> PROBLEM TO SOLVE:
A verbatim copy of the records is required, with all pictures left out.

— Begin SUPPLIED ENTRIES —

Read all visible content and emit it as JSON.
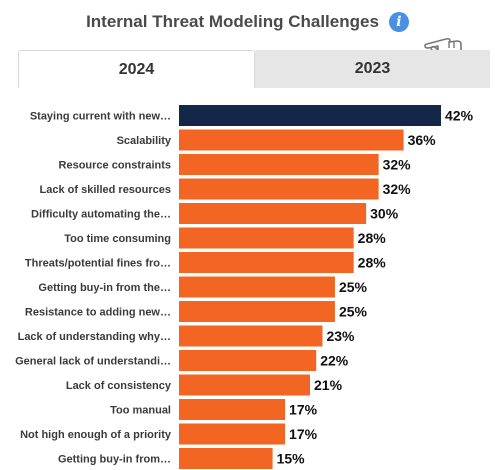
{
  "header": {
    "title": "Internal Threat Modeling Challenges",
    "info_icon": "info-icon",
    "pointer_icon": "pointing-hand-icon"
  },
  "tabs": [
    {
      "label": "2024",
      "active": true
    },
    {
      "label": "2023",
      "active": false
    }
  ],
  "colors": {
    "highlight": "#152748",
    "bar": "#f26522",
    "tab_inactive": "#e6e6e6",
    "info": "#4a90e2"
  },
  "chart_data": {
    "type": "bar",
    "orientation": "horizontal",
    "title": "Internal Threat Modeling Challenges",
    "categories": [
      "Staying current with new…",
      "Scalability",
      "Resource constraints",
      "Lack of skilled resources",
      "Difficulty automating the…",
      "Too time consuming",
      "Threats/potential fines fro…",
      "Getting buy-in from the…",
      "Resistance to adding new…",
      "Lack of understanding why…",
      "General lack of understandi…",
      "Lack of consistency",
      "Too manual",
      "Not high enough of a priority",
      "Getting buy-in from…"
    ],
    "values": [
      42,
      36,
      32,
      32,
      30,
      28,
      28,
      25,
      25,
      23,
      22,
      21,
      17,
      17,
      15
    ],
    "value_labels": [
      "42%",
      "36%",
      "32%",
      "32%",
      "30%",
      "28%",
      "28%",
      "25%",
      "25%",
      "23%",
      "22%",
      "21%",
      "17%",
      "17%",
      "15%"
    ],
    "unit": "%",
    "xlim": [
      0,
      42
    ],
    "grid": false,
    "legend": "none",
    "highlight_index": 0
  }
}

— End SUPPLIED ENTRIES —

> TASK SOLUTION:
Read all visible content and emit it as JSON.
{
  "header": {
    "title": "Internal Threat Modeling Challenges",
    "info_icon": "info-icon",
    "pointer_icon": "pointing-hand-icon"
  },
  "tabs": [
    {
      "label": "2024",
      "active": true
    },
    {
      "label": "2023",
      "active": false
    }
  ],
  "colors": {
    "highlight": "#152748",
    "bar": "#f26522",
    "tab_inactive": "#e6e6e6",
    "info": "#4a90e2"
  },
  "chart_data": {
    "type": "bar",
    "orientation": "horizontal",
    "title": "Internal Threat Modeling Challenges",
    "categories": [
      "Staying current with new…",
      "Scalability",
      "Resource constraints",
      "Lack of skilled resources",
      "Difficulty automating the…",
      "Too time consuming",
      "Threats/potential fines fro…",
      "Getting buy-in from the…",
      "Resistance to adding new…",
      "Lack of understanding why…",
      "General lack of understandi…",
      "Lack of consistency",
      "Too manual",
      "Not high enough of a priority",
      "Getting buy-in from…"
    ],
    "values": [
      42,
      36,
      32,
      32,
      30,
      28,
      28,
      25,
      25,
      23,
      22,
      21,
      17,
      17,
      15
    ],
    "value_labels": [
      "42%",
      "36%",
      "32%",
      "32%",
      "30%",
      "28%",
      "28%",
      "25%",
      "25%",
      "23%",
      "22%",
      "21%",
      "17%",
      "17%",
      "15%"
    ],
    "unit": "%",
    "xlim": [
      0,
      42
    ],
    "grid": false,
    "legend": "none",
    "highlight_index": 0
  }
}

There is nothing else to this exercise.